* begin *

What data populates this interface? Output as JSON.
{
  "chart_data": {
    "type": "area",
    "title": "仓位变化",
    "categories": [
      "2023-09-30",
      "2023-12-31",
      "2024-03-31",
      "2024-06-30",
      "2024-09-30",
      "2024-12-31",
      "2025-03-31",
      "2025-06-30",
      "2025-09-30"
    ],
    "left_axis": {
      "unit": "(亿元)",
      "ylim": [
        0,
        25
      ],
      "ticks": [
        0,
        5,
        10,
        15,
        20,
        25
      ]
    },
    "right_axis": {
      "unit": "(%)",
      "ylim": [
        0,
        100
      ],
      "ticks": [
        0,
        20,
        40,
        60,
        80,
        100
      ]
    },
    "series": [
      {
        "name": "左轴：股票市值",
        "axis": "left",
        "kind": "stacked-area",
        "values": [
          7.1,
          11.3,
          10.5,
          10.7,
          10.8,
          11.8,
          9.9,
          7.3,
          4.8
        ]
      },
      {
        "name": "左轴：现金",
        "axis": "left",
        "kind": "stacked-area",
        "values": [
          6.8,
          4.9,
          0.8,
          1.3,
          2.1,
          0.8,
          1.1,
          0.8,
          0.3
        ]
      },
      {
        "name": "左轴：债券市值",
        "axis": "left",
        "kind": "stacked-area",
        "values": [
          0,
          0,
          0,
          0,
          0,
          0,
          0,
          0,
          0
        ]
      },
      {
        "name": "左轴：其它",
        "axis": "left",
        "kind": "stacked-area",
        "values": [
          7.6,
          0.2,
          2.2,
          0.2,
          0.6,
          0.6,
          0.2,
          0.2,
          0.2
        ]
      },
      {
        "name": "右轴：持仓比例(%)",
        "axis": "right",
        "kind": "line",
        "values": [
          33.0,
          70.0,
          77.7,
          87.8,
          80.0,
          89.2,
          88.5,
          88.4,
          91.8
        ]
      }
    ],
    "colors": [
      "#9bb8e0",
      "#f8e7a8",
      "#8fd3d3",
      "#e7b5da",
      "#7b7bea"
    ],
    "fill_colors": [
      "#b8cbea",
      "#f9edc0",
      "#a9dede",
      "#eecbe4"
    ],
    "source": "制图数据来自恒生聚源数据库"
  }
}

* end *

Read the entries above, then pull out the lines that include "name".

(ANSWER FOR THIS EXERCISE)
        "name": "左轴：股票市值",
        "name": "左轴：现金",
        "name": "左轴：债券市值",
        "name": "左轴：其它",
        "name": "右轴：持仓比例(%)",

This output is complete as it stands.